=== SET TASK ===
All of the data should be output character for character, except the pictures.

(Collection entries)
--------------------
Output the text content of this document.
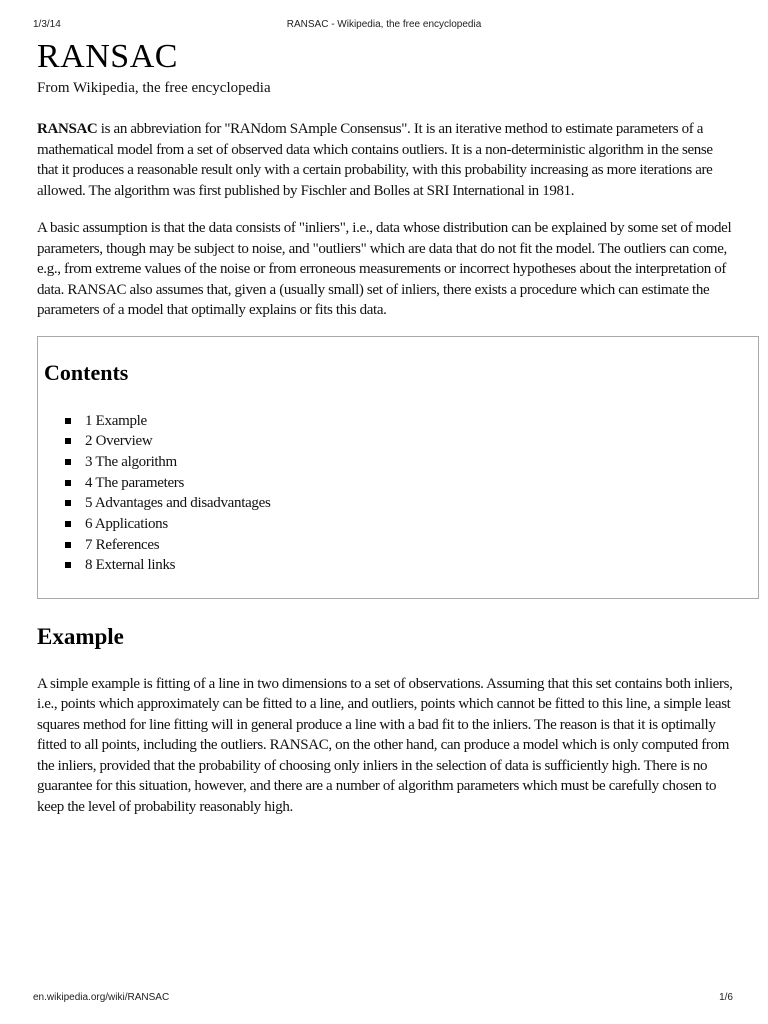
1/3/14	RANSAC - Wikipedia, the free encyclopedia
RANSAC

From Wikipedia, the free encyclopedia

RANSAC is an abbreviation for "RANdom SAmple Consensus". It is an iterative method to estimate parameters of a mathematical model from a set of observed data which contains outliers. It is a non-deterministic algorithm in the sense that it produces a reasonable result only with a certain probability, with this probability increasing as more iterations are allowed. The algorithm was first published by Fischler and Bolles at SRI International in 1981.

A basic assumption is that the data consists of "inliers", i.e., data whose distribution can be explained by some set of model parameters, though may be subject to noise, and "outliers" which are data that do not fit the model. The outliers can come, e.g., from extreme values of the noise or from erroneous measurements or incorrect hypotheses about the interpretation of data. RANSAC also assumes that, given a (usually small) set of inliers, there exists a procedure which can estimate the parameters of a model that optimally explains or fits this data.

Contents
1 Example
2 Overview
3 The algorithm
4 The parameters
5 Advantages and disadvantages
6 Applications
7 References
8 External links
Example

A simple example is fitting of a line in two dimensions to a set of observations. Assuming that this set contains both inliers, i.e., points which approximately can be fitted to a line, and outliers, points which cannot be fitted to this line, a simple least squares method for line fitting will in general produce a line with a bad fit to the inliers. The reason is that it is optimally fitted to all points, including the outliers. RANSAC, on the other hand, can produce a model which is only computed from the inliers, provided that the probability of choosing only inliers in the selection of data is sufficiently high. There is no guarantee for this situation, however, and there are a number of algorithm parameters which must be carefully chosen to keep the level of probability reasonably high.

en.wikipedia.org/wiki/RANSAC	1/6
--------------------
=== TASK OUTPUT ===
Output the text content of this document.
1/3/14	RANSAC - Wikipedia, the free encyclopedia
RANSAC

From Wikipedia, the free encyclopedia

RANSAC is an abbreviation for "RANdom SAmple Consensus". It is an iterative method to estimate parameters of a mathematical model from a set of observed data which contains outliers. It is a non-deterministic algorithm in the sense that it produces a reasonable result only with a certain probability, with this probability increasing as more iterations are allowed. The algorithm was first published by Fischler and Bolles at SRI International in 1981.

A basic assumption is that the data consists of "inliers", i.e., data whose distribution can be explained by some set of model parameters, though may be subject to noise, and "outliers" which are data that do not fit the model. The outliers can come, e.g., from extreme values of the noise or from erroneous measurements or incorrect hypotheses about the interpretation of data. RANSAC also assumes that, given a (usually small) set of inliers, there exists a procedure which can estimate the parameters of a model that optimally explains or fits this data.

Contents
1 Example
2 Overview
3 The algorithm
4 The parameters
5 Advantages and disadvantages
6 Applications
7 References
8 External links
Example

A simple example is fitting of a line in two dimensions to a set of observations. Assuming that this set contains both inliers, i.e., points which approximately can be fitted to a line, and outliers, points which cannot be fitted to this line, a simple least squares method for line fitting will in general produce a line with a bad fit to the inliers. The reason is that it is optimally fitted to all points, including the outliers. RANSAC, on the other hand, can produce a model which is only computed from the inliers, provided that the probability of choosing only inliers in the selection of data is sufficiently high. There is no guarantee for this situation, however, and there are a number of algorithm parameters which must be carefully chosen to keep the level of probability reasonably high.

en.wikipedia.org/wiki/RANSAC	1/6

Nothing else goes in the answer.